--- start of MATERIAL FOR THIS EXERCISE ---

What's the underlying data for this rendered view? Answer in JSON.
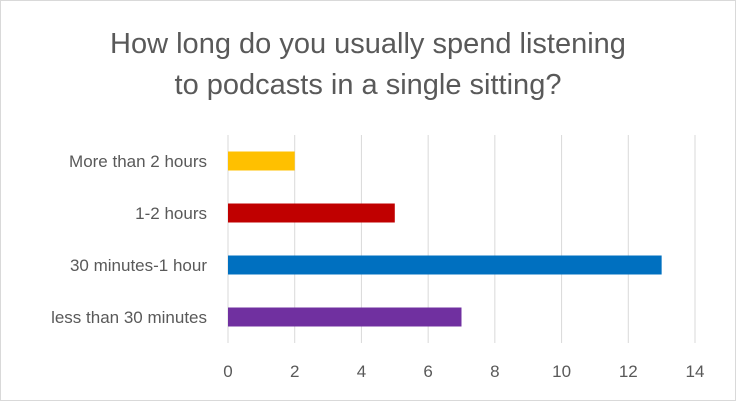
{
  "chart_data": {
    "type": "bar",
    "orientation": "horizontal",
    "title_lines": [
      "How long do you usually spend listening",
      "to podcasts in a single sitting?"
    ],
    "categories": [
      "More than 2 hours",
      "1-2 hours",
      "30 minutes-1 hour",
      "less than 30 minutes"
    ],
    "values": [
      2,
      5,
      13,
      7
    ],
    "colors": [
      "#ffc000",
      "#c00000",
      "#0070c0",
      "#7030a0"
    ],
    "xlim": [
      0,
      14
    ],
    "x_ticks": [
      0,
      2,
      4,
      6,
      8,
      10,
      12,
      14
    ],
    "xlabel": "",
    "ylabel": "",
    "grid": true,
    "legend": "none"
  },
  "colors": {
    "text": "#595959",
    "grid": "#d9d9d9",
    "border": "#d9d9d9"
  }
}
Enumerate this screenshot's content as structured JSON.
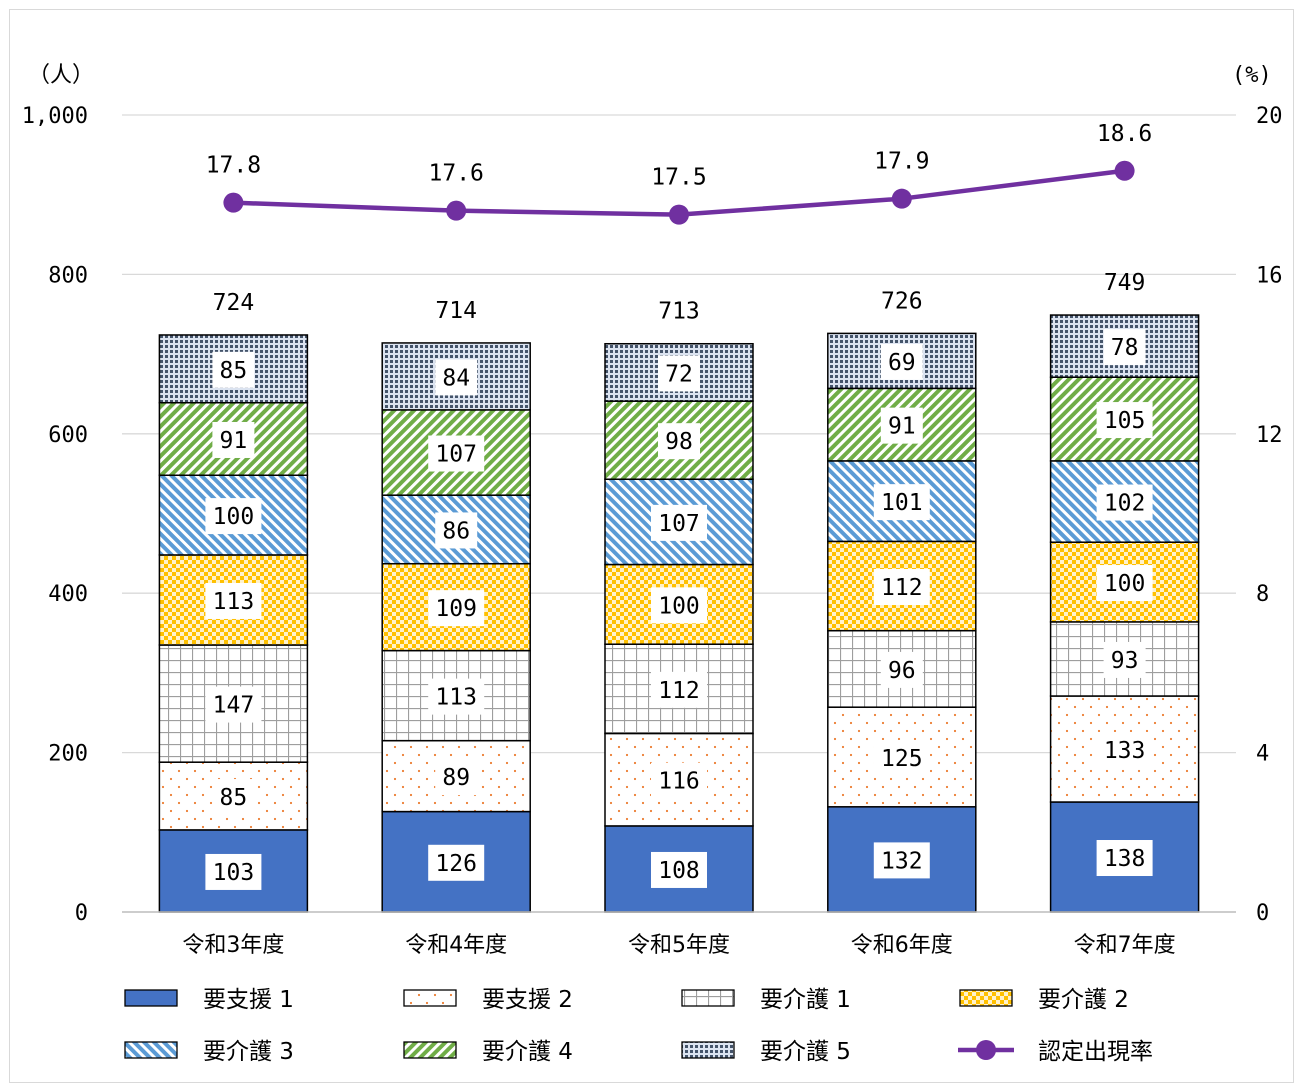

--- end of MATERIAL FOR THIS EXERCISE ---

• **PROBLEM**: What you return should match the records above word for word, minus the pictures.

• **SOLUTION FOR THIS TASK**:
What's the underlying data for this rendered view? Answer in JSON.
{
  "chart_data": {
    "type": "bar",
    "orientation": "horizontal",
    "title_lines": [
      "How long do you usually spend listening",
      "to podcasts in a single sitting?"
    ],
    "categories": [
      "More than 2 hours",
      "1-2 hours",
      "30 minutes-1 hour",
      "less than 30 minutes"
    ],
    "values": [
      2,
      5,
      13,
      7
    ],
    "colors": [
      "#ffc000",
      "#c00000",
      "#0070c0",
      "#7030a0"
    ],
    "xlim": [
      0,
      14
    ],
    "x_ticks": [
      0,
      2,
      4,
      6,
      8,
      10,
      12,
      14
    ],
    "xlabel": "",
    "ylabel": "",
    "grid": true,
    "legend": "none"
  },
  "colors": {
    "text": "#595959",
    "grid": "#d9d9d9",
    "border": "#d9d9d9"
  }
}
Enumerate this screenshot's content as structured JSON.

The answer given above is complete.